== DIRECTION ==
Every line that holds the string "yyyy" is to be identified and copied.

== EXERCISE INPUTS ==

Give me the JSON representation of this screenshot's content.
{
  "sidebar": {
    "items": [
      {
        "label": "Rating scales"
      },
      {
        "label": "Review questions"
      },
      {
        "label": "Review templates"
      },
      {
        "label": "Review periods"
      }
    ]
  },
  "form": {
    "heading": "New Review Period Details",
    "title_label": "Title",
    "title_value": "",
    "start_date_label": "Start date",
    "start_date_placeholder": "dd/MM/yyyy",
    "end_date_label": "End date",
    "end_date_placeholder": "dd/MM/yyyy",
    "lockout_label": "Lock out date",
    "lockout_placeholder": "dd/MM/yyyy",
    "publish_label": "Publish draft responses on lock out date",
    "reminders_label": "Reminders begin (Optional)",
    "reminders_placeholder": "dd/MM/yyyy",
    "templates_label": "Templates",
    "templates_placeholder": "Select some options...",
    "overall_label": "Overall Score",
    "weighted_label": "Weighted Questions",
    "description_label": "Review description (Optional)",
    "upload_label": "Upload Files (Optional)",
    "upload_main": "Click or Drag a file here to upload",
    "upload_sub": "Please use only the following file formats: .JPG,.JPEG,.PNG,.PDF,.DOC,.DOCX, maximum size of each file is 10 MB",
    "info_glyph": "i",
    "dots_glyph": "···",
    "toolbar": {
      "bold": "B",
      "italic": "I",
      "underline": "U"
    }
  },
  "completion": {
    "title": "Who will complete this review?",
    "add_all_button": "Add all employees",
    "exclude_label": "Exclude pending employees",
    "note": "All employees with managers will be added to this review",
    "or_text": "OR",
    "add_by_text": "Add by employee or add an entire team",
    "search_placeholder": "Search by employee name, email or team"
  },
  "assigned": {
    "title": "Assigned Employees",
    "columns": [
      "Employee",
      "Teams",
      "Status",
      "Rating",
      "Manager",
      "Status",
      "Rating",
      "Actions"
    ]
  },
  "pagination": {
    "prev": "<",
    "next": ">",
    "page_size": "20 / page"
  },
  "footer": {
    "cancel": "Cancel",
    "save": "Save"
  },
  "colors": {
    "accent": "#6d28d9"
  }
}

== FINAL RESULT ==
    "start_date_placeholder": "dd/MM/yyyy",
    "end_date_placeholder": "dd/MM/yyyy",
    "lockout_placeholder": "dd/MM/yyyy",
    "reminders_placeholder": "dd/MM/yyyy",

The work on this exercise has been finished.